__YOUR GOAL__
Pick out every line of the entries below where "JSON" occurs, and copy those lines.

──────────────────────────────

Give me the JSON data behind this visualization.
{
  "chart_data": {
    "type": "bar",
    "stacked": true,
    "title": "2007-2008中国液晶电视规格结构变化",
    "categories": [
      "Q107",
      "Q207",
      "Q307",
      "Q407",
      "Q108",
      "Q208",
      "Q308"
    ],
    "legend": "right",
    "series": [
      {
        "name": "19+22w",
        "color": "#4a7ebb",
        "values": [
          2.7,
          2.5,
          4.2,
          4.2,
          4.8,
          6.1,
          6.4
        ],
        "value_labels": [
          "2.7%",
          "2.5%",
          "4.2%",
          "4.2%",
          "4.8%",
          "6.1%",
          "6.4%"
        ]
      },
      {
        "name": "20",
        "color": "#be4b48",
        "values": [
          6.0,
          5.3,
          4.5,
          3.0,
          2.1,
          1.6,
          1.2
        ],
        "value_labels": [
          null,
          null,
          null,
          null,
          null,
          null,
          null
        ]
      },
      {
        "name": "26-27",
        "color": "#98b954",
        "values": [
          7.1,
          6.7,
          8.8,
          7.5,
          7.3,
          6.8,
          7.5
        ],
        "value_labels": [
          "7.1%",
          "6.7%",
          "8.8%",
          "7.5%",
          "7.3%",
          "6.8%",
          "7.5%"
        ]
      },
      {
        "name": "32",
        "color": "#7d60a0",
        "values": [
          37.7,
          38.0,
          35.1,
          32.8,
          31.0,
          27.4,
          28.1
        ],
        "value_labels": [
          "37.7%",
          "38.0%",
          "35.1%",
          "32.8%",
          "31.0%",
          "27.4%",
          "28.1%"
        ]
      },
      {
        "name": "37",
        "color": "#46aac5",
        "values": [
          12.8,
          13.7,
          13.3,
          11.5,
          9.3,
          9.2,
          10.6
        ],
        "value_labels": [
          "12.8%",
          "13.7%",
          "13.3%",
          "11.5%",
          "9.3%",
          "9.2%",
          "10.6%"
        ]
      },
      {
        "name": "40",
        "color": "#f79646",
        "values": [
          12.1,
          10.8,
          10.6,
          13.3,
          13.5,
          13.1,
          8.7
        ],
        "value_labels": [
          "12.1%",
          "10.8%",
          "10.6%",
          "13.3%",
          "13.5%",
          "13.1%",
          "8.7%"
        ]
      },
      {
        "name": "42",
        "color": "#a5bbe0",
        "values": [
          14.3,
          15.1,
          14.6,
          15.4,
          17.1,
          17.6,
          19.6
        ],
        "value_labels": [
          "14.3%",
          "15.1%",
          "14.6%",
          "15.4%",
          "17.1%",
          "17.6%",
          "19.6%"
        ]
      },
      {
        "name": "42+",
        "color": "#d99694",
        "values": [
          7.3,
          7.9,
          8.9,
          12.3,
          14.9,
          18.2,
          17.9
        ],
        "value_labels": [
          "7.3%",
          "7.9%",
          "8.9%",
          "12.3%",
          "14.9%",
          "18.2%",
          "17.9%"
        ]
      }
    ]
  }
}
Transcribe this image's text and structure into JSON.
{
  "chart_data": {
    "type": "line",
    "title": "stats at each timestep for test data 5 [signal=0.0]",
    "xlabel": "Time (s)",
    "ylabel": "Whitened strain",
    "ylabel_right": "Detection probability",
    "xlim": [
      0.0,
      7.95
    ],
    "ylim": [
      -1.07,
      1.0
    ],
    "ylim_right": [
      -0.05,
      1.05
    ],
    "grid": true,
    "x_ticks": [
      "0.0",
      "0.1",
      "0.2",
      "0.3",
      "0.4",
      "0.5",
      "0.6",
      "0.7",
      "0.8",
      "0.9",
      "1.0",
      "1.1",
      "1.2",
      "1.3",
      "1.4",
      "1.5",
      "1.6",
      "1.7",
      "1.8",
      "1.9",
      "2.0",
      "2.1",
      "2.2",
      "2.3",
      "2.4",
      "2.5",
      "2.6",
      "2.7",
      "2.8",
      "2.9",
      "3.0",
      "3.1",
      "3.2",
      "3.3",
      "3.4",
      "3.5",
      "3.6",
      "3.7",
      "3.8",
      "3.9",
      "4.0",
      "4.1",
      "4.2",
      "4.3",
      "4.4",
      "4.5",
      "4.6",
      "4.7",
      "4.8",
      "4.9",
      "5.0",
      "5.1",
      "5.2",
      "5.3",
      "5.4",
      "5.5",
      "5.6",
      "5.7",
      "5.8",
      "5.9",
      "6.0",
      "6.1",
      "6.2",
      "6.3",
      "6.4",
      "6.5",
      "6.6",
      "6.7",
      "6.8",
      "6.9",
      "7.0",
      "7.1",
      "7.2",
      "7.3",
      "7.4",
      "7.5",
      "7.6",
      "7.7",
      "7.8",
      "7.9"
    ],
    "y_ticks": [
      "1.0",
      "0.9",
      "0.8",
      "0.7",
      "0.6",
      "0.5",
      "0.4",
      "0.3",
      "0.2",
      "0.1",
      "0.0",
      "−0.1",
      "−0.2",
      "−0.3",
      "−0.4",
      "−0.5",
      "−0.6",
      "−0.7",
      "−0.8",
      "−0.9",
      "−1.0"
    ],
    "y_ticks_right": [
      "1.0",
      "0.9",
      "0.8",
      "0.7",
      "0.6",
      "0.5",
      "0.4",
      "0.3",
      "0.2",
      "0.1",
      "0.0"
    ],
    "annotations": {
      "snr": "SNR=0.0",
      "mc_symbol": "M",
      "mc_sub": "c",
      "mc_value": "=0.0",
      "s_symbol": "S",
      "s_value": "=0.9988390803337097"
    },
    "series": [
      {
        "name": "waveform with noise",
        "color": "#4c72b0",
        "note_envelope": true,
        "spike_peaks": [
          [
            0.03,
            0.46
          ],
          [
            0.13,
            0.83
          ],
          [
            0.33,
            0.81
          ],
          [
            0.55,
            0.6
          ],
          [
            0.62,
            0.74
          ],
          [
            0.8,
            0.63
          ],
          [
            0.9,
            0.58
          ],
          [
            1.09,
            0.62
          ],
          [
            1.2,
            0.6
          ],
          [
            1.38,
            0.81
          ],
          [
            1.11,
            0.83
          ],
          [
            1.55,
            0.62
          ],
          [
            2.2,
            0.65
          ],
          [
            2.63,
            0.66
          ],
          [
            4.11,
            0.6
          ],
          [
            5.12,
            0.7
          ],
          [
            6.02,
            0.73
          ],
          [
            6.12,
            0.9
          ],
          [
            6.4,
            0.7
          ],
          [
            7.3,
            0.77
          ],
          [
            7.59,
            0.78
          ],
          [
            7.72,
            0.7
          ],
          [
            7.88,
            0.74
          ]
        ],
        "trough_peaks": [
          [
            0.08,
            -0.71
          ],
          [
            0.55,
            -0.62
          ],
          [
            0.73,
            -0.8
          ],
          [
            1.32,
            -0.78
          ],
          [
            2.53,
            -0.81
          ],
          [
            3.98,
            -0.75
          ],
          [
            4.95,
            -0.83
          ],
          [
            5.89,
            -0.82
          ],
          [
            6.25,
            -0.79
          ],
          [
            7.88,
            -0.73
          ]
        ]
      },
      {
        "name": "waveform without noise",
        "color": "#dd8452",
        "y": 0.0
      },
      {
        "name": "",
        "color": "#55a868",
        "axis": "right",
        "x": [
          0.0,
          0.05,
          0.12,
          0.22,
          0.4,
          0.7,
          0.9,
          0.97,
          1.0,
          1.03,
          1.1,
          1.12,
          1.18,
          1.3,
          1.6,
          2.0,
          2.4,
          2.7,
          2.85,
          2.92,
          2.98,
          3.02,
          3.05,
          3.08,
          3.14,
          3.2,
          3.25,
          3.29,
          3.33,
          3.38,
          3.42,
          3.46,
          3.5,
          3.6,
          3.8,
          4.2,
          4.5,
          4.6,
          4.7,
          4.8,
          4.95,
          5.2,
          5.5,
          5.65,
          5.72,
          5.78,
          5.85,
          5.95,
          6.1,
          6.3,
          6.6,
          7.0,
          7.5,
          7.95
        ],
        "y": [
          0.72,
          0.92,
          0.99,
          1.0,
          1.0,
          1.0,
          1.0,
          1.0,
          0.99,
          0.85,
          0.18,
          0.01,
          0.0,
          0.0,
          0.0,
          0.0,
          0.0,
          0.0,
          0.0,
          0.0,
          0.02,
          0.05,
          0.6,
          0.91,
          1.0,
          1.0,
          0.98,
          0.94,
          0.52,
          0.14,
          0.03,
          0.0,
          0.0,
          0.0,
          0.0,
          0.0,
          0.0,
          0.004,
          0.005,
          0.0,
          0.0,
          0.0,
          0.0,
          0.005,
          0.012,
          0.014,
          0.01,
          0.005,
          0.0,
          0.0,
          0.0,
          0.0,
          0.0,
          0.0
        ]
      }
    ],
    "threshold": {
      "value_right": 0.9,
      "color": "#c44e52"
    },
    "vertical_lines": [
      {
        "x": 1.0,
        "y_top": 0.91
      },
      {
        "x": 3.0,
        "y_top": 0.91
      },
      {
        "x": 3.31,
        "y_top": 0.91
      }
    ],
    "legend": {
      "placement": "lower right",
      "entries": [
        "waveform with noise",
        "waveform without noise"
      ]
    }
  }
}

──────────────────────────────

__OUTPUT__
Give me the JSON data behind this visualization.
Transcribe this image's text and structure into JSON.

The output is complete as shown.